EXERCISE GOAL
Transcribe each line of the material as it is, and drop any picture.

Dataset excerpts
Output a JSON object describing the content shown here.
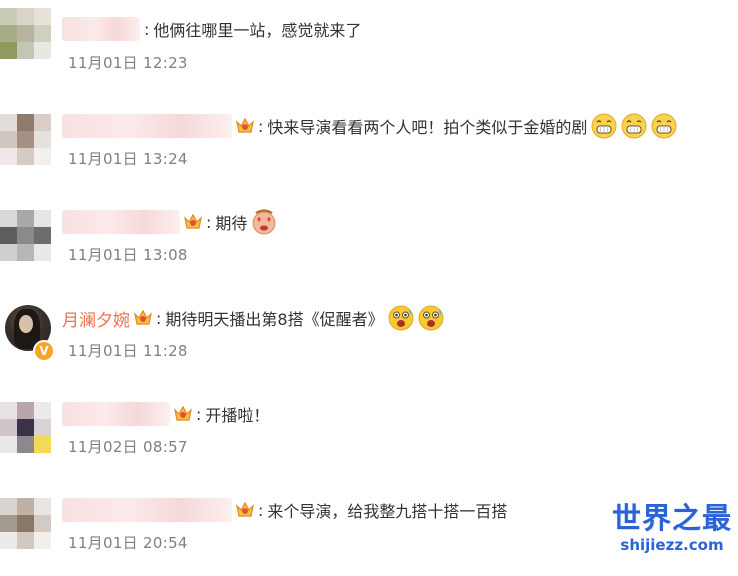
{
  "comments": [
    {
      "user": "",
      "text": "他俩往哪里一站，感觉就来了",
      "time": "11月01日 12:23",
      "emojis": []
    },
    {
      "user": "",
      "text": "快来导演看看两个人吧！拍个类似于金婚的剧",
      "time": "11月01日 13:24",
      "emojis": [
        "grin-emoji",
        "grin-emoji",
        "grin-emoji"
      ]
    },
    {
      "user": "",
      "text": "期待",
      "time": "11月01日 13:08",
      "emojis": [
        "heart-eyes-emoji"
      ]
    },
    {
      "user": "月澜夕婉",
      "text": "期待明天播出第8搭《促醒者》",
      "time": "11月01日 11:28",
      "emojis": [
        "excited-emoji",
        "excited-emoji"
      ]
    },
    {
      "user": "",
      "text": "开播啦！",
      "time": "11月02日 08:57",
      "emojis": []
    },
    {
      "user": "",
      "text": "来个导演，给我整九搭十搭一百搭",
      "time": "11月01日 20:54",
      "emojis": []
    }
  ],
  "watermark": {
    "title": "世界之最",
    "url": "shijiezz.com"
  },
  "colors": {
    "username": "#eb7350",
    "time": "#808080",
    "text": "#333333",
    "watermark": "#2b63d6"
  }
}
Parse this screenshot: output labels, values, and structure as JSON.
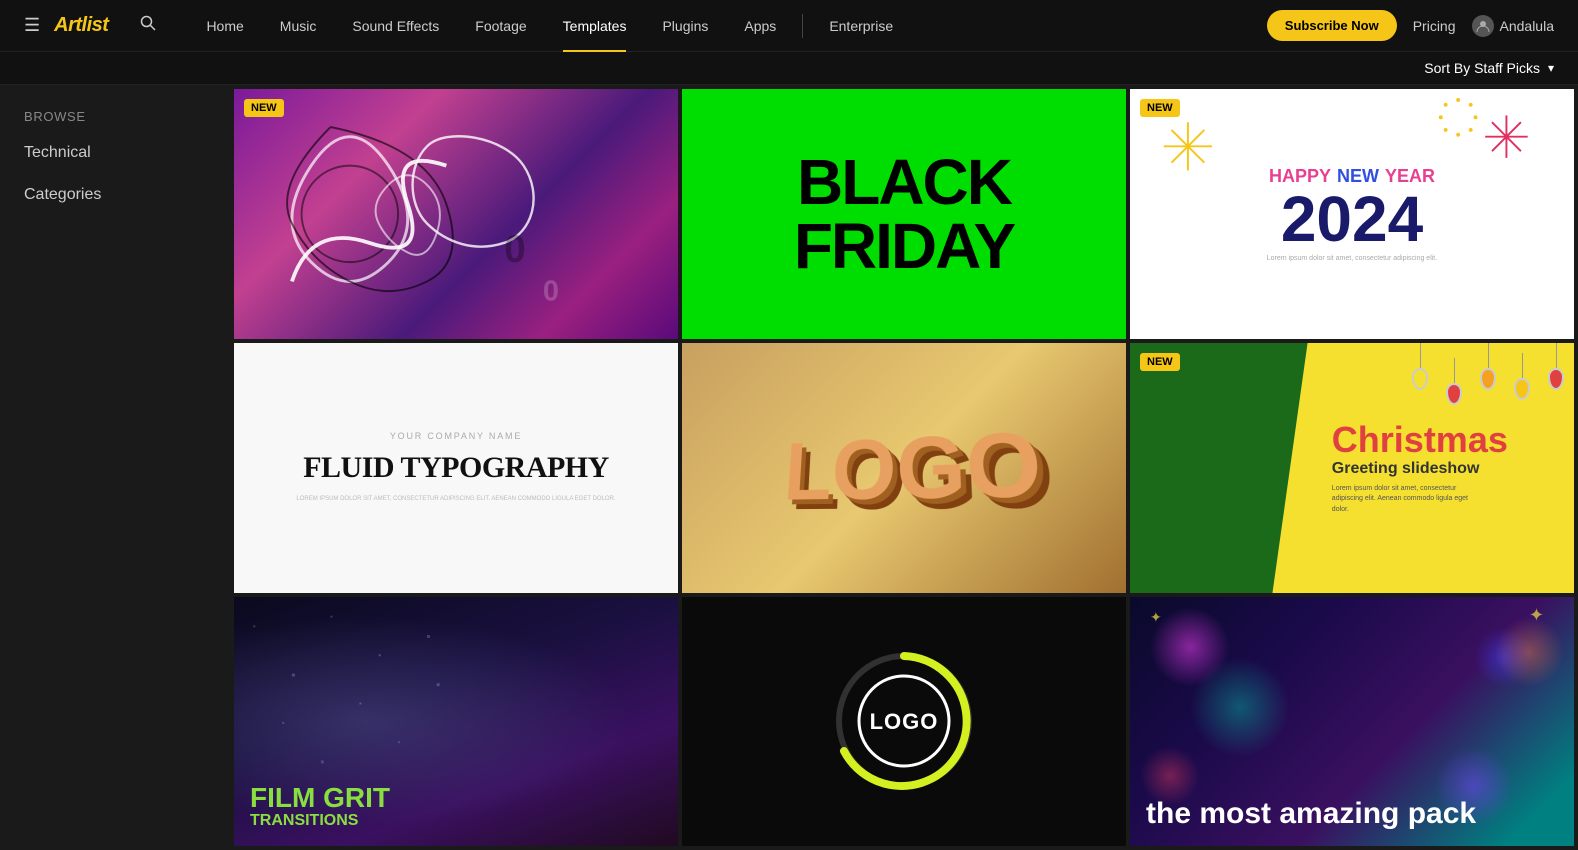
{
  "nav": {
    "logo": "Artlist",
    "links": [
      {
        "label": "Home",
        "active": false
      },
      {
        "label": "Music",
        "active": false
      },
      {
        "label": "Sound Effects",
        "active": false
      },
      {
        "label": "Footage",
        "active": false
      },
      {
        "label": "Templates",
        "active": true
      },
      {
        "label": "Plugins",
        "active": false
      },
      {
        "label": "Apps",
        "active": false
      },
      {
        "label": "Enterprise",
        "active": false
      }
    ],
    "subscribe_label": "Subscribe Now",
    "pricing_label": "Pricing",
    "user_label": "Andalula"
  },
  "sort": {
    "label": "Sort By Staff Picks"
  },
  "sidebar": {
    "browse_label": "Browse",
    "items": [
      {
        "label": "Technical"
      },
      {
        "label": "Categories"
      }
    ]
  },
  "grid": {
    "items": [
      {
        "id": 1,
        "is_new": true,
        "type": "abstract"
      },
      {
        "id": 2,
        "is_new": false,
        "type": "blackfriday"
      },
      {
        "id": 3,
        "is_new": true,
        "type": "newyear"
      },
      {
        "id": 4,
        "is_new": false,
        "type": "fluid"
      },
      {
        "id": 5,
        "is_new": false,
        "type": "logo3d"
      },
      {
        "id": 6,
        "is_new": true,
        "type": "christmas"
      },
      {
        "id": 7,
        "is_new": false,
        "type": "filmgrit"
      },
      {
        "id": 8,
        "is_new": false,
        "type": "logocircle"
      },
      {
        "id": 9,
        "is_new": false,
        "type": "amazing"
      }
    ]
  },
  "badges": {
    "new": "NEW"
  },
  "thumbnails": {
    "blackfriday": "BLACK FRIDAY",
    "newyear_line1": "HAPPY NEW YEAR",
    "newyear_year": "2024",
    "fluid_company": "YOUR COMPANY NAME",
    "fluid_main": "FLUID TYPOGRAPHY",
    "fluid_body": "LOREM IPSUM DOLOR SIT AMET, CONSECTETUR ADIPISCING ELIT. AENEAN COMMODO LIGULA EGET DOLOR.",
    "christmas_title": "Christmas",
    "christmas_sub": "Greeting slideshow",
    "christmas_body": "Lorem ipsum dolor sit amet, consectetur adipiscing elit. Aenean commodo ligula eget dolor.",
    "filmgrit_main": "FILM GRIT",
    "filmgrit_sub": "TRANSITIONS",
    "amazing_text": "the most amazing pack",
    "logo3d_text": "LOGO",
    "logocircle_text": "LOGO"
  }
}
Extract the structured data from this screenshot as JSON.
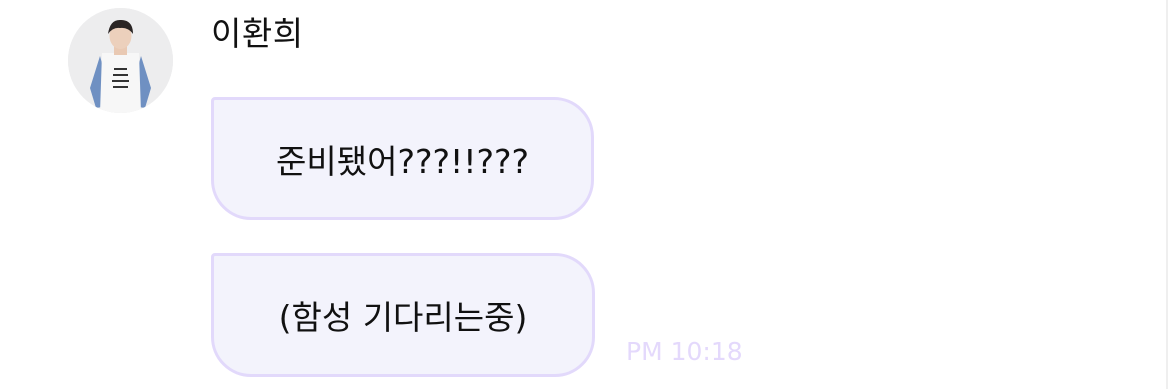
{
  "message_group": {
    "sender": {
      "name": "이환희",
      "avatar_alt": "profile photo"
    },
    "messages": [
      {
        "text": "준비됐어???!!???"
      },
      {
        "text": "(함성 기다리는중)"
      }
    ],
    "timestamp": "PM 10:18"
  },
  "colors": {
    "bubble_background": "#f3f3fc",
    "bubble_border": "#e2d9fb",
    "timestamp": "#e4d9fc",
    "text": "#111111"
  }
}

FULL SOLUTION
Output a JSON object describing the content shown here.
{
  "comments": [
    {
      "user": "",
      "text": "他俩往哪里一站，感觉就来了",
      "time": "11月01日 12:23",
      "emojis": []
    },
    {
      "user": "",
      "text": "快来导演看看两个人吧！拍个类似于金婚的剧",
      "time": "11月01日 13:24",
      "emojis": [
        "grin-emoji",
        "grin-emoji",
        "grin-emoji"
      ]
    },
    {
      "user": "",
      "text": "期待",
      "time": "11月01日 13:08",
      "emojis": [
        "heart-eyes-emoji"
      ]
    },
    {
      "user": "月澜夕婉",
      "text": "期待明天播出第8搭《促醒者》",
      "time": "11月01日 11:28",
      "emojis": [
        "excited-emoji",
        "excited-emoji"
      ]
    },
    {
      "user": "",
      "text": "开播啦！",
      "time": "11月02日 08:57",
      "emojis": []
    },
    {
      "user": "",
      "text": "来个导演，给我整九搭十搭一百搭",
      "time": "11月01日 20:54",
      "emojis": []
    }
  ],
  "watermark": {
    "title": "世界之最",
    "url": "shijiezz.com"
  },
  "colors": {
    "username": "#eb7350",
    "time": "#808080",
    "text": "#333333",
    "watermark": "#2b63d6"
  }
}
Parse this screenshot: output labels, values, and structure as JSON.
{
  "nav": {
    "logo": "Artlist",
    "links": [
      {
        "label": "Home",
        "active": false
      },
      {
        "label": "Music",
        "active": false
      },
      {
        "label": "Sound Effects",
        "active": false
      },
      {
        "label": "Footage",
        "active": false
      },
      {
        "label": "Templates",
        "active": true
      },
      {
        "label": "Plugins",
        "active": false
      },
      {
        "label": "Apps",
        "active": false
      },
      {
        "label": "Enterprise",
        "active": false
      }
    ],
    "subscribe_label": "Subscribe Now",
    "pricing_label": "Pricing",
    "user_label": "Andalula"
  },
  "sort": {
    "label": "Sort By Staff Picks"
  },
  "sidebar": {
    "browse_label": "Browse",
    "items": [
      {
        "label": "Technical"
      },
      {
        "label": "Categories"
      }
    ]
  },
  "grid": {
    "items": [
      {
        "id": 1,
        "is_new": true,
        "type": "abstract"
      },
      {
        "id": 2,
        "is_new": false,
        "type": "blackfriday"
      },
      {
        "id": 3,
        "is_new": true,
        "type": "newyear"
      },
      {
        "id": 4,
        "is_new": false,
        "type": "fluid"
      },
      {
        "id": 5,
        "is_new": false,
        "type": "logo3d"
      },
      {
        "id": 6,
        "is_new": true,
        "type": "christmas"
      },
      {
        "id": 7,
        "is_new": false,
        "type": "filmgrit"
      },
      {
        "id": 8,
        "is_new": false,
        "type": "logocircle"
      },
      {
        "id": 9,
        "is_new": false,
        "type": "amazing"
      }
    ]
  },
  "badges": {
    "new": "NEW"
  },
  "thumbnails": {
    "blackfriday": "BLACK FRIDAY",
    "newyear_line1": "HAPPY NEW YEAR",
    "newyear_year": "2024",
    "fluid_company": "YOUR COMPANY NAME",
    "fluid_main": "FLUID TYPOGRAPHY",
    "fluid_body": "LOREM IPSUM DOLOR SIT AMET, CONSECTETUR ADIPISCING ELIT. AENEAN COMMODO LIGULA EGET DOLOR.",
    "christmas_title": "Christmas",
    "christmas_sub": "Greeting slideshow",
    "christmas_body": "Lorem ipsum dolor sit amet, consectetur adipiscing elit. Aenean commodo ligula eget dolor.",
    "filmgrit_main": "FILM GRIT",
    "filmgrit_sub": "TRANSITIONS",
    "amazing_text": "the most amazing pack",
    "logo3d_text": "LOGO",
    "logocircle_text": "LOGO"
  }
}
Extract the structured data from this screenshot as JSON.
{
  "message_group": {
    "sender": {
      "name": "이환희",
      "avatar_alt": "profile photo"
    },
    "messages": [
      {
        "text": "준비됐어???!!???"
      },
      {
        "text": "(함성 기다리는중)"
      }
    ],
    "timestamp": "PM 10:18"
  },
  "colors": {
    "bubble_background": "#f3f3fc",
    "bubble_border": "#e2d9fb",
    "timestamp": "#e4d9fc",
    "text": "#111111"
  }
}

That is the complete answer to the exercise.